[Material for this exercise]
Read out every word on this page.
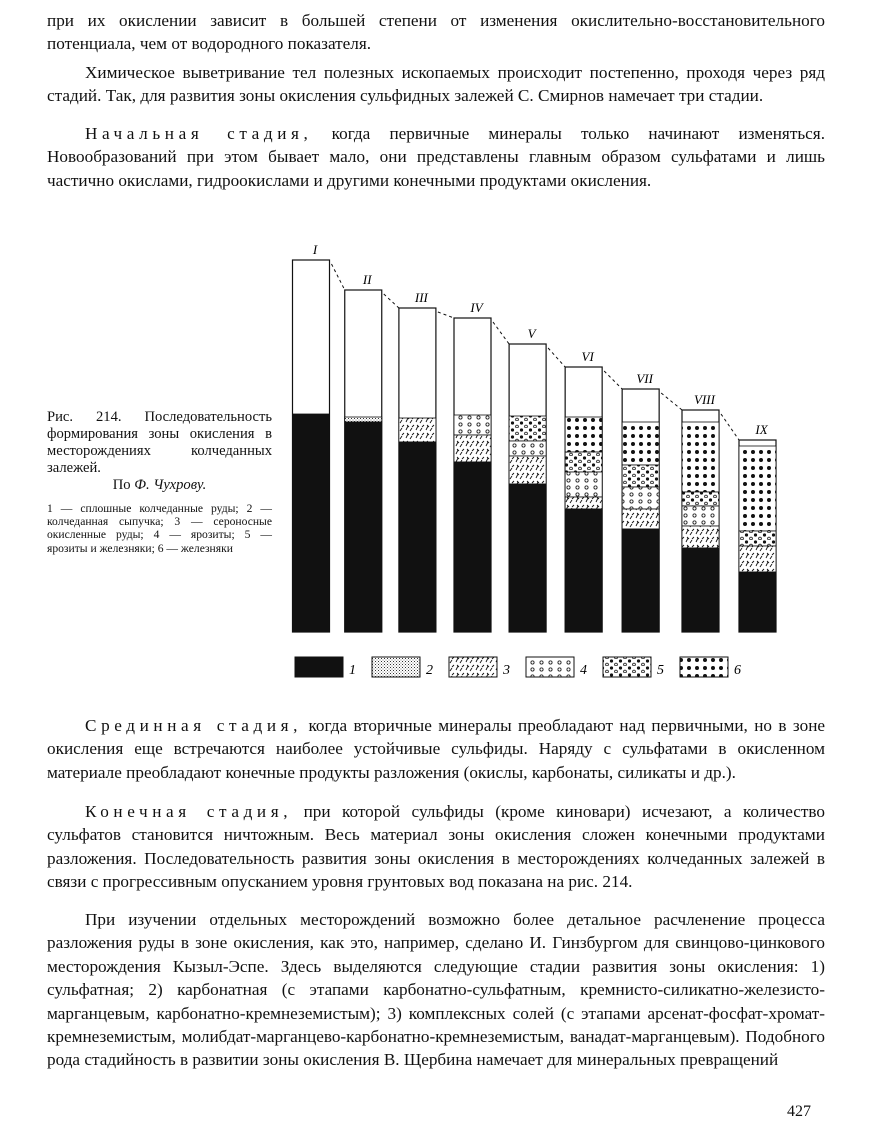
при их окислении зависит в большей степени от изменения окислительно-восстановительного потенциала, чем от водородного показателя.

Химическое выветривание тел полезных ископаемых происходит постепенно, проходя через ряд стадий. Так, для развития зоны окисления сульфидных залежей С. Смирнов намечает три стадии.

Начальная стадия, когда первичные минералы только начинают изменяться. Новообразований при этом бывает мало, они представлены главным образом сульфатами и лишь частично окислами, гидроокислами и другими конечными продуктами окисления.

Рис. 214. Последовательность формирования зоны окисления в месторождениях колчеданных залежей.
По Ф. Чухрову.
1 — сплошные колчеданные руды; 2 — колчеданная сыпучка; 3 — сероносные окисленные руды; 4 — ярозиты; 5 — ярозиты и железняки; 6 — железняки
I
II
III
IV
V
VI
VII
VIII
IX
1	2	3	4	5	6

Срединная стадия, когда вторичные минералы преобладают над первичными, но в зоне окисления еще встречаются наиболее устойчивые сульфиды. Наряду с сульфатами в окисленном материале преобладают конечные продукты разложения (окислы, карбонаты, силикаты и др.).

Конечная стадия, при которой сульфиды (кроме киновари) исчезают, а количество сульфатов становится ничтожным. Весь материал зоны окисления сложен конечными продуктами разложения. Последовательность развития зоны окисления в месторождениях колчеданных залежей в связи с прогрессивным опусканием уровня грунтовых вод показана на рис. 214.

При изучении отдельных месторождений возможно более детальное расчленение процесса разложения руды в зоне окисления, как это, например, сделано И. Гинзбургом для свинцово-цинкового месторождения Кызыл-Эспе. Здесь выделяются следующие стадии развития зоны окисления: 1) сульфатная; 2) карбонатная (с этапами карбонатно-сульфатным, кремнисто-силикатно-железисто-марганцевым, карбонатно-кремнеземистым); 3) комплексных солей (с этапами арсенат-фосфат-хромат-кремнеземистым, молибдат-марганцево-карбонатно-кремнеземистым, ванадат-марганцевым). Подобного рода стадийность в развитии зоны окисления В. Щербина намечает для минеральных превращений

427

[Problem statement] Your task is to repeat the material above exactly, without its pictures.

[Worked answer]
Read out every word on this page.
при их окислении зависит в большей степени от изменения окислительно-восстановительного потенциала, чем от водородного показателя.

Химическое выветривание тел полезных ископаемых происходит постепенно, проходя через ряд стадий. Так, для развития зоны окисления сульфидных залежей С. Смирнов намечает три стадии.

Начальная стадия, когда первичные минералы только начинают изменяться. Новообразований при этом бывает мало, они представлены главным образом сульфатами и лишь частично окислами, гидроокислами и другими конечными продуктами окисления.

Рис. 214. Последовательность формирования зоны окисления в месторождениях колчеданных залежей.
По Ф. Чухрову.
1 — сплошные колчеданные руды; 2 — колчеданная сыпучка; 3 — сероносные окисленные руды; 4 — ярозиты; 5 — ярозиты и железняки; 6 — железняки
I
II
III
IV
V
VI
VII
VIII
IX
1	2	3	4	5	6

Срединная стадия, когда вторичные минералы преобладают над первичными, но в зоне окисления еще встречаются наиболее устойчивые сульфиды. Наряду с сульфатами в окисленном материале преобладают конечные продукты разложения (окислы, карбонаты, силикаты и др.).

Конечная стадия, при которой сульфиды (кроме киновари) исчезают, а количество сульфатов становится ничтожным. Весь материал зоны окисления сложен конечными продуктами разложения. Последовательность развития зоны окисления в месторождениях колчеданных залежей в связи с прогрессивным опусканием уровня грунтовых вод показана на рис. 214.

При изучении отдельных месторождений возможно более детальное расчленение процесса разложения руды в зоне окисления, как это, например, сделано И. Гинзбургом для свинцово-цинкового месторождения Кызыл-Эспе. Здесь выделяются следующие стадии развития зоны окисления: 1) сульфатная; 2) карбонатная (с этапами карбонатно-сульфатным, кремнисто-силикатно-железисто-марганцевым, карбонатно-кремнеземистым); 3) комплексных солей (с этапами арсенат-фосфат-хромат-кремнеземистым, молибдат-марганцево-карбонатно-кремнеземистым, ванадат-марганцевым). Подобного рода стадийность в развитии зоны окисления В. Щербина намечает для минеральных превращений

427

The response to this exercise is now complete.